Your task is to copy every line of this material exactly.

>> BEGIN DATA FOR THIS TASK

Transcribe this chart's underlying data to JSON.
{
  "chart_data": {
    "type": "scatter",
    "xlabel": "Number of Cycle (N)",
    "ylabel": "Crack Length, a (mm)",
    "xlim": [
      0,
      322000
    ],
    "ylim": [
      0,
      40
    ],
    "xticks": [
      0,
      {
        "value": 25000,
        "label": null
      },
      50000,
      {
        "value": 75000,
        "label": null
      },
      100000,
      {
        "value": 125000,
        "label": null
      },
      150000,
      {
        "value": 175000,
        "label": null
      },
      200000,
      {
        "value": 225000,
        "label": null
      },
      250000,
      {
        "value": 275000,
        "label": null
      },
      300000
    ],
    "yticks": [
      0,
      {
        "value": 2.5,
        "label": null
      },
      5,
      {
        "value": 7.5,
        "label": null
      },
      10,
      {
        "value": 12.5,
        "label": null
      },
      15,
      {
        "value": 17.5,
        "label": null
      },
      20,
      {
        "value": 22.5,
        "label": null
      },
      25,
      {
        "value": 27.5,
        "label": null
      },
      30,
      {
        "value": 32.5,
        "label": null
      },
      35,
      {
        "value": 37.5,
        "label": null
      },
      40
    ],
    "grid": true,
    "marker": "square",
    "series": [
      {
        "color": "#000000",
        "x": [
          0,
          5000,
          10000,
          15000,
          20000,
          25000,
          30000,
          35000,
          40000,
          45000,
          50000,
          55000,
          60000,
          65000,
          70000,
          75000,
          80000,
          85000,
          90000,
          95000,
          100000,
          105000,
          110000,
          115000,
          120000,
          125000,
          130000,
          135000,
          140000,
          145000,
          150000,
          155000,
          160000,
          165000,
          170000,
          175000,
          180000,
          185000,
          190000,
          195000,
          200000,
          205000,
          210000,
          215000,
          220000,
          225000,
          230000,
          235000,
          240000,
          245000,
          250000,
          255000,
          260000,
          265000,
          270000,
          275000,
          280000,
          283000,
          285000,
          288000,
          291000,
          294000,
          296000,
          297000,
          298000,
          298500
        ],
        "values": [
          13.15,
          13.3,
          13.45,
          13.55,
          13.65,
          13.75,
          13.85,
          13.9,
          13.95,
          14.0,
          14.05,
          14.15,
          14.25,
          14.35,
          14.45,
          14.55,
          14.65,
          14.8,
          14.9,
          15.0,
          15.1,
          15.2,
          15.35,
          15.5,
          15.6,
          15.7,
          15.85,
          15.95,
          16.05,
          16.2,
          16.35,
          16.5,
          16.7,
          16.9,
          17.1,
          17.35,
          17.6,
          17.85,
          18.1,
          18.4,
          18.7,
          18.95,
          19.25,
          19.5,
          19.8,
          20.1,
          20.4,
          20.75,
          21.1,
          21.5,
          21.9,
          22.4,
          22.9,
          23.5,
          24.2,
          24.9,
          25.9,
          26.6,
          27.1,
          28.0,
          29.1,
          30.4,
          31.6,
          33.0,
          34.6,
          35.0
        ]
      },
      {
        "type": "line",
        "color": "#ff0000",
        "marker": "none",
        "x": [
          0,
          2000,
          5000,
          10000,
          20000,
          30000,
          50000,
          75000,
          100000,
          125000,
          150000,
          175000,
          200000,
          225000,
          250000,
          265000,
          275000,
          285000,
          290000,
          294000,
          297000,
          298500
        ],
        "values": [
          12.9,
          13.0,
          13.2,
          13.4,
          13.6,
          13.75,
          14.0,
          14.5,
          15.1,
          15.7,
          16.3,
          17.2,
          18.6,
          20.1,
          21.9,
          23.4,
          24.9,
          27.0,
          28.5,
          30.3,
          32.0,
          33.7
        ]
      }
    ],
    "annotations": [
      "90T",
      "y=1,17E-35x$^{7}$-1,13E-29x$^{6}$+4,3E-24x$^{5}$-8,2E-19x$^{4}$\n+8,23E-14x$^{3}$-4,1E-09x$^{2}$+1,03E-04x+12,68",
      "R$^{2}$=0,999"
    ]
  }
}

>> END DATA FOR THIS TASK

* TASK RESULT:
Transcribe this chart's underlying data to JSON.
{
  "chart_data": {
    "type": "scatter",
    "xlabel": "Number of Cycle (N)",
    "ylabel": "Crack Length, a (mm)",
    "xlim": [
      0,
      322000
    ],
    "ylim": [
      0,
      40
    ],
    "xticks": [
      0,
      {
        "value": 25000,
        "label": null
      },
      50000,
      {
        "value": 75000,
        "label": null
      },
      100000,
      {
        "value": 125000,
        "label": null
      },
      150000,
      {
        "value": 175000,
        "label": null
      },
      200000,
      {
        "value": 225000,
        "label": null
      },
      250000,
      {
        "value": 275000,
        "label": null
      },
      300000
    ],
    "yticks": [
      0,
      {
        "value": 2.5,
        "label": null
      },
      5,
      {
        "value": 7.5,
        "label": null
      },
      10,
      {
        "value": 12.5,
        "label": null
      },
      15,
      {
        "value": 17.5,
        "label": null
      },
      20,
      {
        "value": 22.5,
        "label": null
      },
      25,
      {
        "value": 27.5,
        "label": null
      },
      30,
      {
        "value": 32.5,
        "label": null
      },
      35,
      {
        "value": 37.5,
        "label": null
      },
      40
    ],
    "grid": true,
    "marker": "square",
    "series": [
      {
        "color": "#000000",
        "x": [
          0,
          5000,
          10000,
          15000,
          20000,
          25000,
          30000,
          35000,
          40000,
          45000,
          50000,
          55000,
          60000,
          65000,
          70000,
          75000,
          80000,
          85000,
          90000,
          95000,
          100000,
          105000,
          110000,
          115000,
          120000,
          125000,
          130000,
          135000,
          140000,
          145000,
          150000,
          155000,
          160000,
          165000,
          170000,
          175000,
          180000,
          185000,
          190000,
          195000,
          200000,
          205000,
          210000,
          215000,
          220000,
          225000,
          230000,
          235000,
          240000,
          245000,
          250000,
          255000,
          260000,
          265000,
          270000,
          275000,
          280000,
          283000,
          285000,
          288000,
          291000,
          294000,
          296000,
          297000,
          298000,
          298500
        ],
        "values": [
          13.15,
          13.3,
          13.45,
          13.55,
          13.65,
          13.75,
          13.85,
          13.9,
          13.95,
          14.0,
          14.05,
          14.15,
          14.25,
          14.35,
          14.45,
          14.55,
          14.65,
          14.8,
          14.9,
          15.0,
          15.1,
          15.2,
          15.35,
          15.5,
          15.6,
          15.7,
          15.85,
          15.95,
          16.05,
          16.2,
          16.35,
          16.5,
          16.7,
          16.9,
          17.1,
          17.35,
          17.6,
          17.85,
          18.1,
          18.4,
          18.7,
          18.95,
          19.25,
          19.5,
          19.8,
          20.1,
          20.4,
          20.75,
          21.1,
          21.5,
          21.9,
          22.4,
          22.9,
          23.5,
          24.2,
          24.9,
          25.9,
          26.6,
          27.1,
          28.0,
          29.1,
          30.4,
          31.6,
          33.0,
          34.6,
          35.0
        ]
      },
      {
        "type": "line",
        "color": "#ff0000",
        "marker": "none",
        "x": [
          0,
          2000,
          5000,
          10000,
          20000,
          30000,
          50000,
          75000,
          100000,
          125000,
          150000,
          175000,
          200000,
          225000,
          250000,
          265000,
          275000,
          285000,
          290000,
          294000,
          297000,
          298500
        ],
        "values": [
          12.9,
          13.0,
          13.2,
          13.4,
          13.6,
          13.75,
          14.0,
          14.5,
          15.1,
          15.7,
          16.3,
          17.2,
          18.6,
          20.1,
          21.9,
          23.4,
          24.9,
          27.0,
          28.5,
          30.3,
          32.0,
          33.7
        ]
      }
    ],
    "annotations": [
      "90T",
      "y=1,17E-35x$^{7}$-1,13E-29x$^{6}$+4,3E-24x$^{5}$-8,2E-19x$^{4}$\n+8,23E-14x$^{3}$-4,1E-09x$^{2}$+1,03E-04x+12,68",
      "R$^{2}$=0,999"
    ]
  }
}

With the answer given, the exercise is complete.